■ Short problem ■
Find how many lines of the listing include the string "principe", and report only that figure.

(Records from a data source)
=======

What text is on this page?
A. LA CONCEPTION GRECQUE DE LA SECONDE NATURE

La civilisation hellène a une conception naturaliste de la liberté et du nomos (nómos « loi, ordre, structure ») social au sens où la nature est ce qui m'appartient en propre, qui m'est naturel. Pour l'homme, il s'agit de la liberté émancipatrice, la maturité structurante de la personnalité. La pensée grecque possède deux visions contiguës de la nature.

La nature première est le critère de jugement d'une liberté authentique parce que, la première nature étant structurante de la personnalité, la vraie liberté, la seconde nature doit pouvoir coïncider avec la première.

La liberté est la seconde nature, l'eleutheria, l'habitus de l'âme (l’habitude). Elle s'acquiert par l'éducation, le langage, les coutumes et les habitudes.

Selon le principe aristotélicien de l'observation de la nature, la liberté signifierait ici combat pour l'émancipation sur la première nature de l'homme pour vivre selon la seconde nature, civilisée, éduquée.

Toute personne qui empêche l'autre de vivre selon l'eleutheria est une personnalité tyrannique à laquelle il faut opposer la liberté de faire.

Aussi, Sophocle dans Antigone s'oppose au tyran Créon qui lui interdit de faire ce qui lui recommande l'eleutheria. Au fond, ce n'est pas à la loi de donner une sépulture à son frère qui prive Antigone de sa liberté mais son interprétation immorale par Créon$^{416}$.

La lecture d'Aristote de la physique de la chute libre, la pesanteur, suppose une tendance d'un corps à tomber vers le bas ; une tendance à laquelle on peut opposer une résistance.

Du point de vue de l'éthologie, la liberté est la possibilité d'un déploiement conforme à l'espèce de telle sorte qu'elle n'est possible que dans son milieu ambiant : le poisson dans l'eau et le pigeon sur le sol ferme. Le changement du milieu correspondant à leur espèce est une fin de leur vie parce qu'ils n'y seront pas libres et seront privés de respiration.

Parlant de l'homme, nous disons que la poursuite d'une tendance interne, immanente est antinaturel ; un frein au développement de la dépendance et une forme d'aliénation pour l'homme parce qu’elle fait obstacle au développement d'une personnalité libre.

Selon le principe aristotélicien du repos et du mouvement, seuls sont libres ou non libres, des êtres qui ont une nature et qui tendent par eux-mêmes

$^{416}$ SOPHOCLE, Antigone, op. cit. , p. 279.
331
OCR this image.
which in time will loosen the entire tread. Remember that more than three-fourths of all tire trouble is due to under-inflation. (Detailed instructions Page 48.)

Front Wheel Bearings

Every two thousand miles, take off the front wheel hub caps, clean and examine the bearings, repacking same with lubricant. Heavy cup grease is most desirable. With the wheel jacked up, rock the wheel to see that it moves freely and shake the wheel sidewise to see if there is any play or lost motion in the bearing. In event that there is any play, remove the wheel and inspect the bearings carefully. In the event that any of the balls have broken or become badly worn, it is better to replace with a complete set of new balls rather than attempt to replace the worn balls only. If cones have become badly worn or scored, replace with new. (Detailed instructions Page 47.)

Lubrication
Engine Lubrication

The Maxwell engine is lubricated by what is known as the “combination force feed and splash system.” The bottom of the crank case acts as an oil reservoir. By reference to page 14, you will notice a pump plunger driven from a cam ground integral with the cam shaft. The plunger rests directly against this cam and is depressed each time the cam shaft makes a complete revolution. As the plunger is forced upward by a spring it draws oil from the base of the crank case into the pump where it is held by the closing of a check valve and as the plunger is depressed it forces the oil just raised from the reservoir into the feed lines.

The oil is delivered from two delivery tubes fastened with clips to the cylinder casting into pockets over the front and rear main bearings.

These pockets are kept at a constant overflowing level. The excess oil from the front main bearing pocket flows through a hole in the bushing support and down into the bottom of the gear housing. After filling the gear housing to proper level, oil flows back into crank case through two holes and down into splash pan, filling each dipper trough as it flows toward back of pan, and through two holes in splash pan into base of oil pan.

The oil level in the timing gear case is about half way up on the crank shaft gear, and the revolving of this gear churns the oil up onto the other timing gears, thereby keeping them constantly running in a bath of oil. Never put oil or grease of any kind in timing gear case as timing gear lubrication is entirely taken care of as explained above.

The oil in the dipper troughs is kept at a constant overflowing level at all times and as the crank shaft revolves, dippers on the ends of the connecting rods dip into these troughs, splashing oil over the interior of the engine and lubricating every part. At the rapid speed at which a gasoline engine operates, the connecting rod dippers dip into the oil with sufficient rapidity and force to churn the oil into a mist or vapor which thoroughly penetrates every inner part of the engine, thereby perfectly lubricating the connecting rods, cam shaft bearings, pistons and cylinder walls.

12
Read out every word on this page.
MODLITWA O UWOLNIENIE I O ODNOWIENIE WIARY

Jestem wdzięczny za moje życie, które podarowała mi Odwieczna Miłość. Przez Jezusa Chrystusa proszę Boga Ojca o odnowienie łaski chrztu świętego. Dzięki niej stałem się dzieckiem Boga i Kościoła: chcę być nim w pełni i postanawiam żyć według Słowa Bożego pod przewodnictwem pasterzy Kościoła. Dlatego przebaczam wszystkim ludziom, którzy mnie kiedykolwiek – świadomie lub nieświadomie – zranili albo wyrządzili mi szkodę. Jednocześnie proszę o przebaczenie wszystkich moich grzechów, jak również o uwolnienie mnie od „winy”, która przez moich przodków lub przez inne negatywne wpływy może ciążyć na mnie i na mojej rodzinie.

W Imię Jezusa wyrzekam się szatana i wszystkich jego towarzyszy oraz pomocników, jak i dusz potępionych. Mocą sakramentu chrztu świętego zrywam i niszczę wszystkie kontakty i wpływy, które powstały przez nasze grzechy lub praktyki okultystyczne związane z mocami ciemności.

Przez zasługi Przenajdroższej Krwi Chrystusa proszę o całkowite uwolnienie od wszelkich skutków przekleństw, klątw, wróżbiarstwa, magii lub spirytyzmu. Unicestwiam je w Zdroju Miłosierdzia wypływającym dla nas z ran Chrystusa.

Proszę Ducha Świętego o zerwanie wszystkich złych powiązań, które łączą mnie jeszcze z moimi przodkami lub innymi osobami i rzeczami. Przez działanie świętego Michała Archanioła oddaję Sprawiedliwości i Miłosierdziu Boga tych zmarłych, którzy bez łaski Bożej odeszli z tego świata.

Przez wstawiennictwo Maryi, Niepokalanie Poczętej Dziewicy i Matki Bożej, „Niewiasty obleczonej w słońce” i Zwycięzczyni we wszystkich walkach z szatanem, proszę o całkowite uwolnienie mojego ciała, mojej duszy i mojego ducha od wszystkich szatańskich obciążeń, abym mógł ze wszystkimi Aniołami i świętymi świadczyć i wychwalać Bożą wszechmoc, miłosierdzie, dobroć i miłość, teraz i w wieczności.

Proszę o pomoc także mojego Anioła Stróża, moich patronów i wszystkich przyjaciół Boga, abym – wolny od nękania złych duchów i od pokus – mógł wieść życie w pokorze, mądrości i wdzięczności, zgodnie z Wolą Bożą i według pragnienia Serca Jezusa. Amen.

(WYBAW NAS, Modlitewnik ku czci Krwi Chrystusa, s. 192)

=======

■ Written answer ■
2